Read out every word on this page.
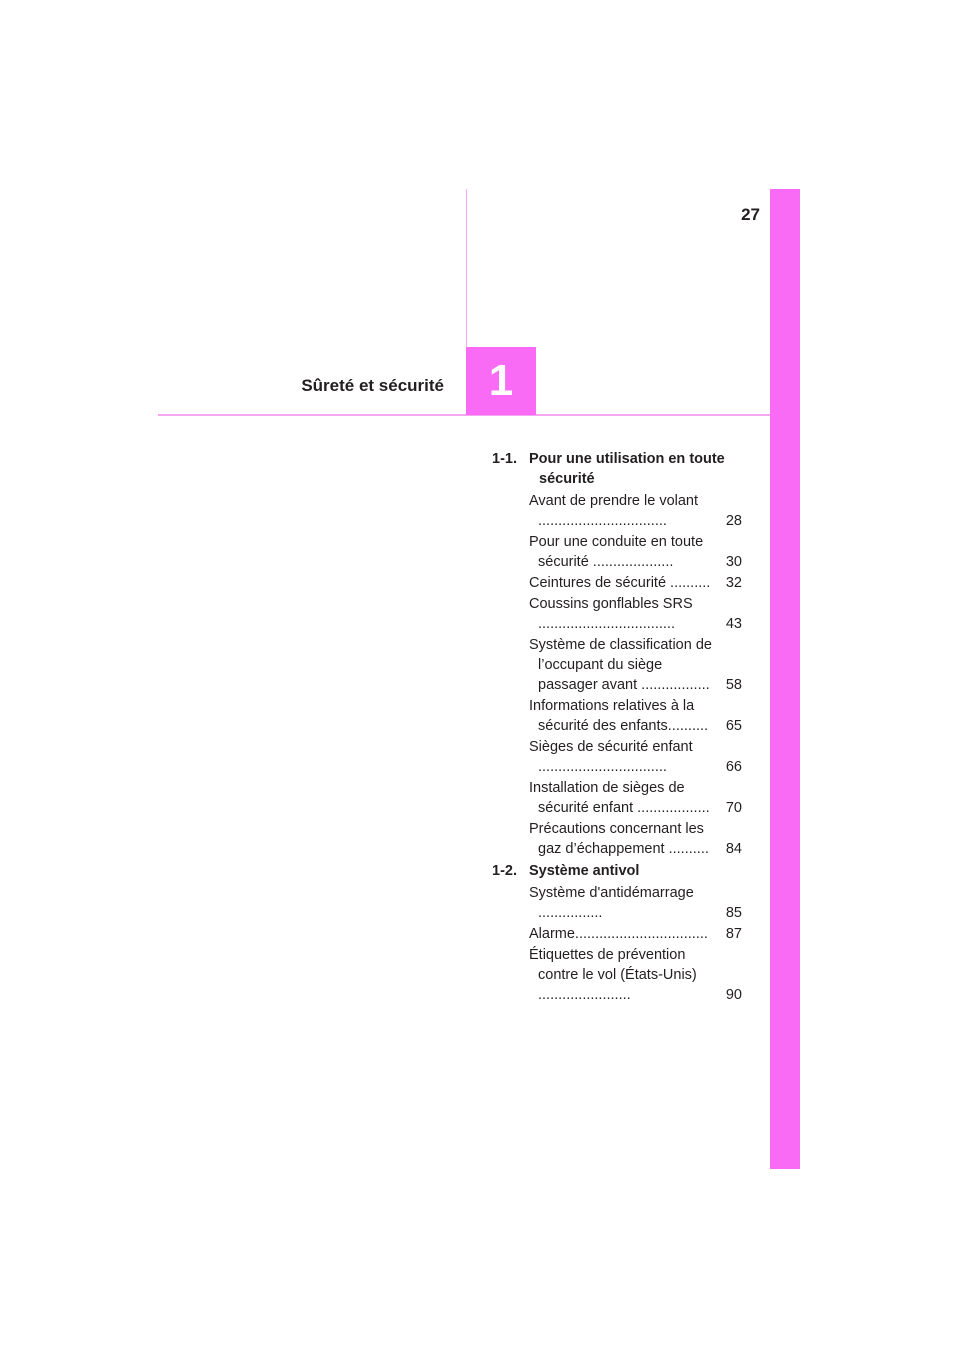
27
1
Sûreté et sécurité
1-1. Pour une utilisation en toute sécurité
Avant de prendre le volant ................................	28
Pour une conduite en toute sécurité ....................	30
Ceintures de sécurité ..........	32
Coussins gonflables SRS ..................................	43
Système de classification de l’occupant du siège passager avant .................	58
Informations relatives à la sécurité des enfants..........	65
Sièges de sécurité enfant ................................	66
Installation de sièges de sécurité enfant ..................	70
Précautions concernant les gaz d’échappement ..........	84
1-2. Système antivol
Système d'antidémarrage ................	85
Alarme.................................	87
Étiquettes de prévention contre le vol (États-Unis) .......................	90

________________________________________

Copy all of the entries verbatim, leaving out any pictures they contain.

Read out every word on this page.
27
1
Sûreté et sécurité
1-1. Pour une utilisation en toute sécurité
Avant de prendre le volant ................................	28
Pour une conduite en toute sécurité ....................	30
Ceintures de sécurité ..........	32
Coussins gonflables SRS ..................................	43
Système de classification de l’occupant du siège passager avant .................	58
Informations relatives à la sécurité des enfants..........	65
Sièges de sécurité enfant ................................	66
Installation de sièges de sécurité enfant ..................	70
Précautions concernant les gaz d’échappement ..........	84
1-2. Système antivol
Système d'antidémarrage ................	85
Alarme.................................	87
Étiquettes de prévention contre le vol (États-Unis) .......................	90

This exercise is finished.